Your task is to reproduce the entries below word for word.

## begin

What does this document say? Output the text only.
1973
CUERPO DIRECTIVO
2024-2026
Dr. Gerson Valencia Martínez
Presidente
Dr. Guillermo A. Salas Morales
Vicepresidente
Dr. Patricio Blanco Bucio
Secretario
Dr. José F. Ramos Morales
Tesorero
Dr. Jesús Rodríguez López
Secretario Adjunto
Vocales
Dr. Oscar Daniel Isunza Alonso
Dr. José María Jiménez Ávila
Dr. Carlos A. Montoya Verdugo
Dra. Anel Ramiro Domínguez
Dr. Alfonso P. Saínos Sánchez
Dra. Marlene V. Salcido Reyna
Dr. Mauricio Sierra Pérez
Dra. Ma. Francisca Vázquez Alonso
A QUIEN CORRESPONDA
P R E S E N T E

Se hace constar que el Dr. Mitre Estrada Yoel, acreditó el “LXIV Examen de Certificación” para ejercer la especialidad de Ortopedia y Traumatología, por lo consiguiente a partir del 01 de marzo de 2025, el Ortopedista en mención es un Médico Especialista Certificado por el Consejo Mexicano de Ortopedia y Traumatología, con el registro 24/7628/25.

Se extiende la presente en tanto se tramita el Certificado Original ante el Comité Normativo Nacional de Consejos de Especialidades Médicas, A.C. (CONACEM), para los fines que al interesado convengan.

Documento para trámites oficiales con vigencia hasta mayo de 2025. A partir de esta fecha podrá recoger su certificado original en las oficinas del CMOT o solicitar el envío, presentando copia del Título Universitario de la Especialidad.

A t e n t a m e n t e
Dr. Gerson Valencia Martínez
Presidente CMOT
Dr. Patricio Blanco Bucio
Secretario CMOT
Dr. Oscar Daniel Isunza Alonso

## end

Finished task.
What does this document say? Output the text only.
1973
CUERPO DIRECTIVO
2024-2026
Dr. Gerson Valencia Martínez
Presidente
Dr. Guillermo A. Salas Morales
Vicepresidente
Dr. Patricio Blanco Bucio
Secretario
Dr. José F. Ramos Morales
Tesorero
Dr. Jesús Rodríguez López
Secretario Adjunto
Vocales
Dr. Oscar Daniel Isunza Alonso
Dr. José María Jiménez Ávila
Dr. Carlos A. Montoya Verdugo
Dra. Anel Ramiro Domínguez
Dr. Alfonso P. Saínos Sánchez
Dra. Marlene V. Salcido Reyna
Dr. Mauricio Sierra Pérez
Dra. Ma. Francisca Vázquez Alonso
A QUIEN CORRESPONDA
P R E S E N T E

Se hace constar que el Dr. Mitre Estrada Yoel, acreditó el “LXIV Examen de Certificación” para ejercer la especialidad de Ortopedia y Traumatología, por lo consiguiente a partir del 01 de marzo de 2025, el Ortopedista en mención es un Médico Especialista Certificado por el Consejo Mexicano de Ortopedia y Traumatología, con el registro 24/7628/25.

Se extiende la presente en tanto se tramita el Certificado Original ante el Comité Normativo Nacional de Consejos de Especialidades Médicas, A.C. (CONACEM), para los fines que al interesado convengan.

Documento para trámites oficiales con vigencia hasta mayo de 2025. A partir de esta fecha podrá recoger su certificado original en las oficinas del CMOT o solicitar el envío, presentando copia del Título Universitario de la Especialidad.

A t e n t a m e n t e
Dr. Gerson Valencia Martínez
Presidente CMOT
Dr. Patricio Blanco Bucio
Secretario CMOT
Dr. Oscar Daniel Isunza Alonso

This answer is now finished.